WHAT IS BEING ASKED>
Reproduce the listing exactly and skip over any pictures.
— START —
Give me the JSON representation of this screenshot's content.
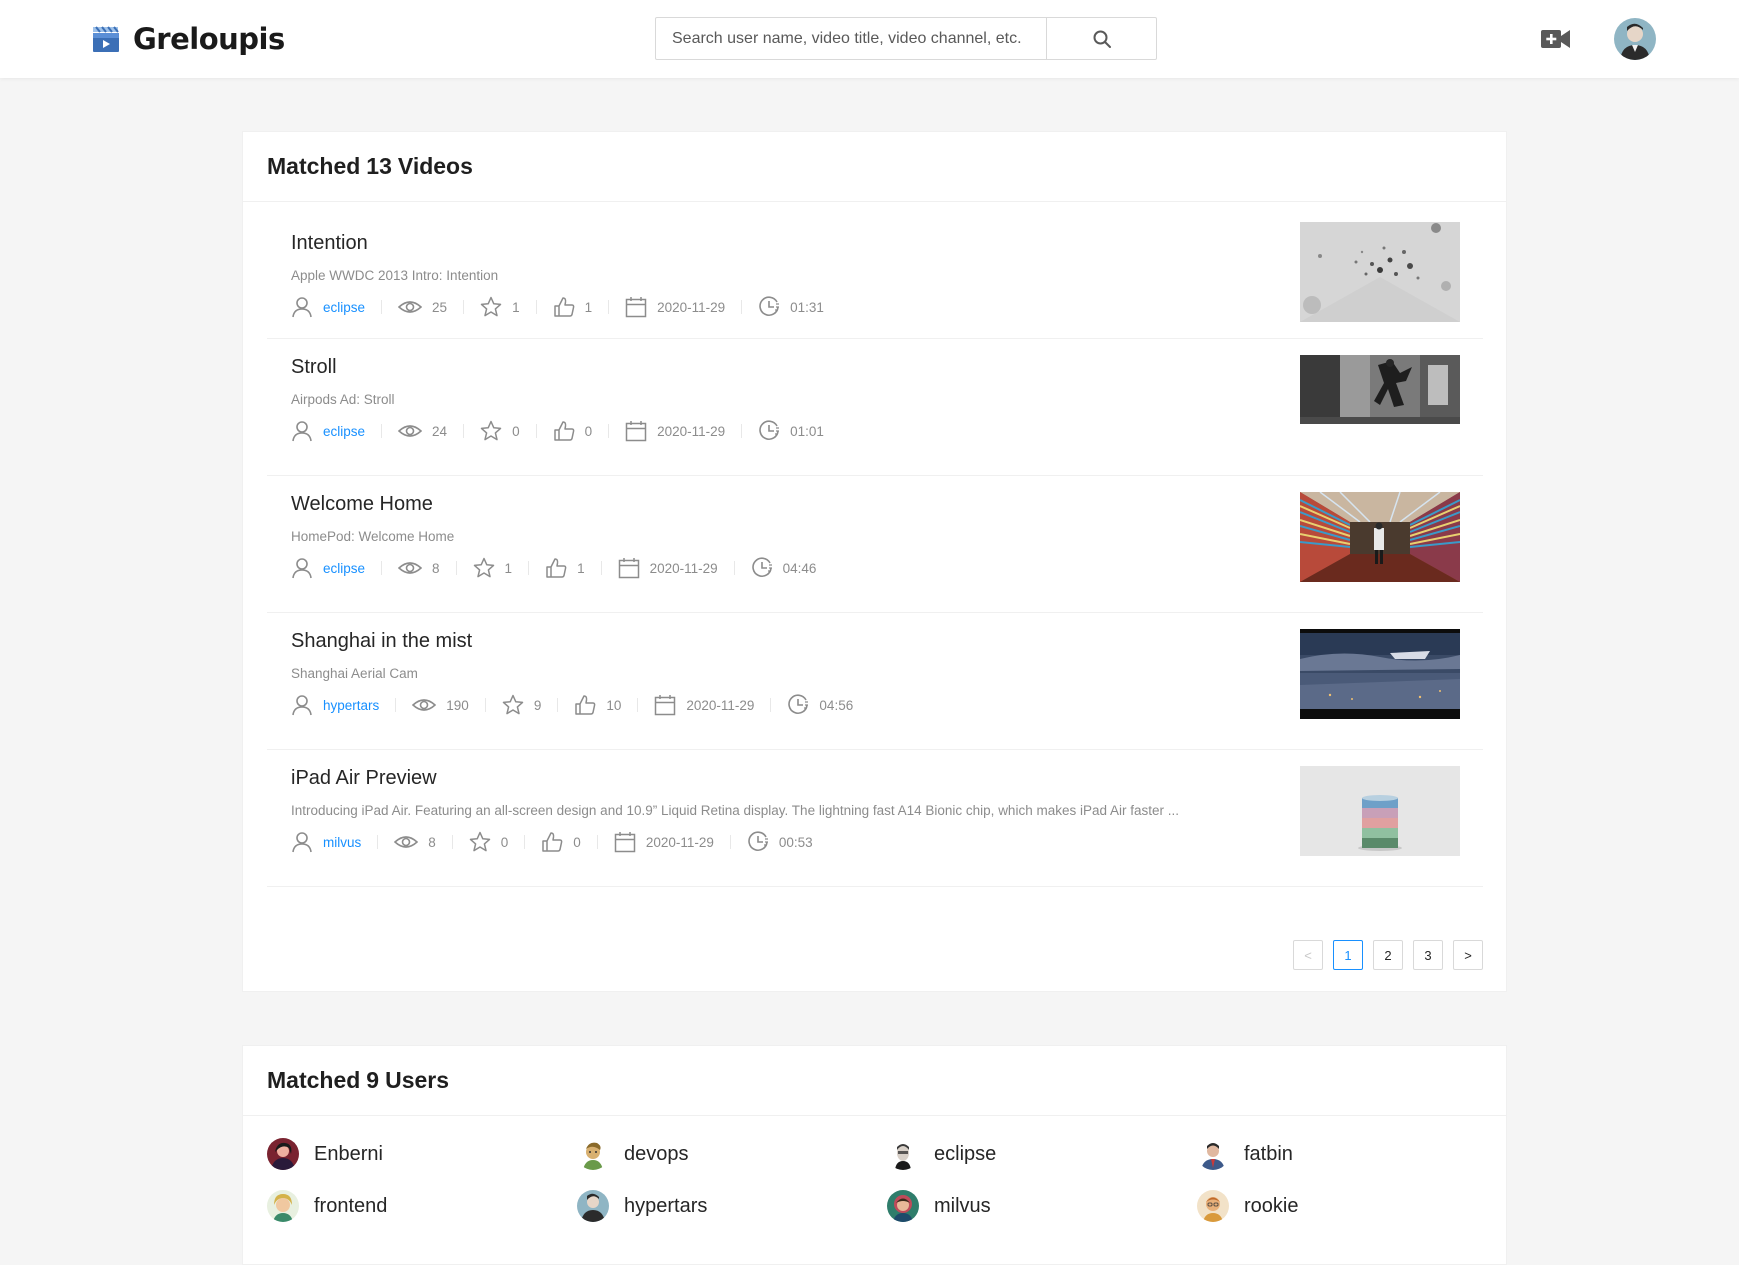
{
  "header": {
    "brand": "Greloupis",
    "search_placeholder": "Search user name, video title, video channel, etc."
  },
  "videos_card": {
    "title_prefix": "Matched",
    "count": "13",
    "title_suffix": "Videos",
    "items": [
      {
        "title": "Intention",
        "desc": "Apple WWDC 2013 Intro: Intention",
        "user": "eclipse",
        "views": "25",
        "stars": "1",
        "likes": "1",
        "date": "2020-11-29",
        "duration": "01:31",
        "thumb": "gray-particles"
      },
      {
        "title": "Stroll",
        "desc": "Airpods Ad: Stroll",
        "user": "eclipse",
        "views": "24",
        "stars": "0",
        "likes": "0",
        "date": "2020-11-29",
        "duration": "01:01",
        "thumb": "bw-dancer"
      },
      {
        "title": "Welcome Home",
        "desc": "HomePod: Welcome Home",
        "user": "eclipse",
        "views": "8",
        "stars": "1",
        "likes": "1",
        "date": "2020-11-29",
        "duration": "04:46",
        "thumb": "color-stripes-room"
      },
      {
        "title": "Shanghai in the mist",
        "desc": "Shanghai Aerial Cam",
        "user": "hypertars",
        "views": "190",
        "stars": "9",
        "likes": "10",
        "date": "2020-11-29",
        "duration": "04:56",
        "thumb": "aerial-city"
      },
      {
        "title": "iPad Air Preview",
        "desc": "Introducing iPad Air. Featuring an all-screen design and 10.9” Liquid Retina display. The lightning fast A14 Bionic chip, which makes iPad Air faster ...",
        "user": "milvus",
        "views": "8",
        "stars": "0",
        "likes": "0",
        "date": "2020-11-29",
        "duration": "00:53",
        "thumb": "color-cylinder"
      }
    ],
    "pagination": {
      "prev": "<",
      "pages": [
        "1",
        "2",
        "3"
      ],
      "current": "1",
      "next": ">"
    }
  },
  "users_card": {
    "title_prefix": "Matched",
    "count": "9",
    "title_suffix": "Users",
    "users": [
      {
        "name": "Enberni",
        "avatar": "#7a2330"
      },
      {
        "name": "devops",
        "avatar": "#b08a3a"
      },
      {
        "name": "eclipse",
        "avatar": "#6b6b6b"
      },
      {
        "name": "fatbin",
        "avatar": "#3d5a8a"
      },
      {
        "name": "frontend",
        "avatar": "#d4b24a"
      },
      {
        "name": "hypertars",
        "avatar": "#4a5a66"
      },
      {
        "name": "milvus",
        "avatar": "#2f7d6b"
      },
      {
        "name": "rookie",
        "avatar": "#d99a3c"
      }
    ]
  },
  "icons": {
    "search": "search-icon",
    "upload": "video-camera-add-icon",
    "user": "user-icon",
    "views": "eye-icon",
    "stars": "star-icon",
    "likes": "like-icon",
    "date": "calendar-icon",
    "duration": "clock-icon"
  },
  "colors": {
    "link": "#1890ff",
    "muted": "#8c8c8c",
    "border": "#f0f0f0",
    "page_bg": "#f5f5f5"
  }
}
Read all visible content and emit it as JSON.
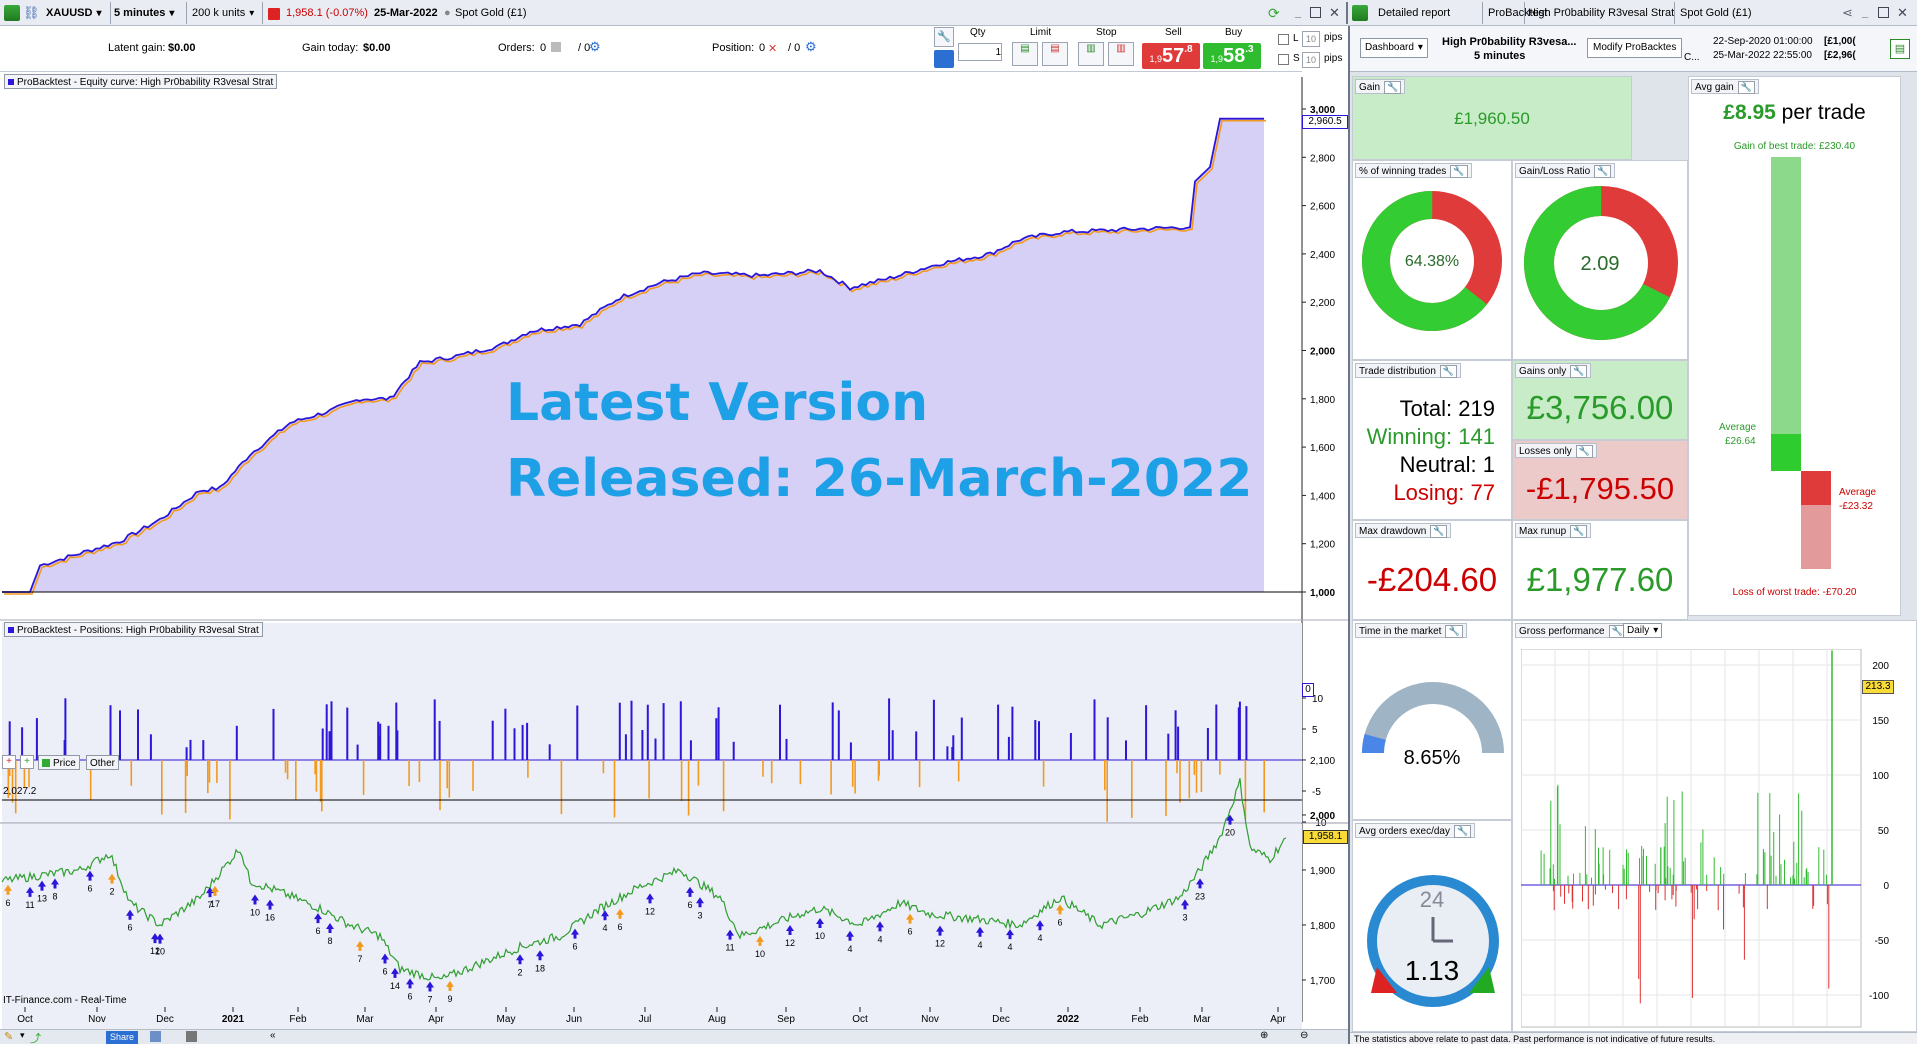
— END —
RESULT OF THE TASK>
Give me the JSON representation of this screenshot's content.
{
  "header": {
    "brand": "Greloupis",
    "search_placeholder": "Search user name, video title, video channel, etc."
  },
  "videos_card": {
    "title_prefix": "Matched",
    "count": "13",
    "title_suffix": "Videos",
    "items": [
      {
        "title": "Intention",
        "desc": "Apple WWDC 2013 Intro: Intention",
        "user": "eclipse",
        "views": "25",
        "stars": "1",
        "likes": "1",
        "date": "2020-11-29",
        "duration": "01:31",
        "thumb": "gray-particles"
      },
      {
        "title": "Stroll",
        "desc": "Airpods Ad: Stroll",
        "user": "eclipse",
        "views": "24",
        "stars": "0",
        "likes": "0",
        "date": "2020-11-29",
        "duration": "01:01",
        "thumb": "bw-dancer"
      },
      {
        "title": "Welcome Home",
        "desc": "HomePod: Welcome Home",
        "user": "eclipse",
        "views": "8",
        "stars": "1",
        "likes": "1",
        "date": "2020-11-29",
        "duration": "04:46",
        "thumb": "color-stripes-room"
      },
      {
        "title": "Shanghai in the mist",
        "desc": "Shanghai Aerial Cam",
        "user": "hypertars",
        "views": "190",
        "stars": "9",
        "likes": "10",
        "date": "2020-11-29",
        "duration": "04:56",
        "thumb": "aerial-city"
      },
      {
        "title": "iPad Air Preview",
        "desc": "Introducing iPad Air. Featuring an all-screen design and 10.9” Liquid Retina display. The lightning fast A14 Bionic chip, which makes iPad Air faster ...",
        "user": "milvus",
        "views": "8",
        "stars": "0",
        "likes": "0",
        "date": "2020-11-29",
        "duration": "00:53",
        "thumb": "color-cylinder"
      }
    ],
    "pagination": {
      "prev": "<",
      "pages": [
        "1",
        "2",
        "3"
      ],
      "current": "1",
      "next": ">"
    }
  },
  "users_card": {
    "title_prefix": "Matched",
    "count": "9",
    "title_suffix": "Users",
    "users": [
      {
        "name": "Enberni",
        "avatar": "#7a2330"
      },
      {
        "name": "devops",
        "avatar": "#b08a3a"
      },
      {
        "name": "eclipse",
        "avatar": "#6b6b6b"
      },
      {
        "name": "fatbin",
        "avatar": "#3d5a8a"
      },
      {
        "name": "frontend",
        "avatar": "#d4b24a"
      },
      {
        "name": "hypertars",
        "avatar": "#4a5a66"
      },
      {
        "name": "milvus",
        "avatar": "#2f7d6b"
      },
      {
        "name": "rookie",
        "avatar": "#d99a3c"
      }
    ]
  },
  "icons": {
    "search": "search-icon",
    "upload": "video-camera-add-icon",
    "user": "user-icon",
    "views": "eye-icon",
    "stars": "star-icon",
    "likes": "like-icon",
    "date": "calendar-icon",
    "duration": "clock-icon"
  },
  "colors": {
    "link": "#1890ff",
    "muted": "#8c8c8c",
    "border": "#f0f0f0",
    "page_bg": "#f5f5f5"
  }
}
Read all visible content and emit it as JSON.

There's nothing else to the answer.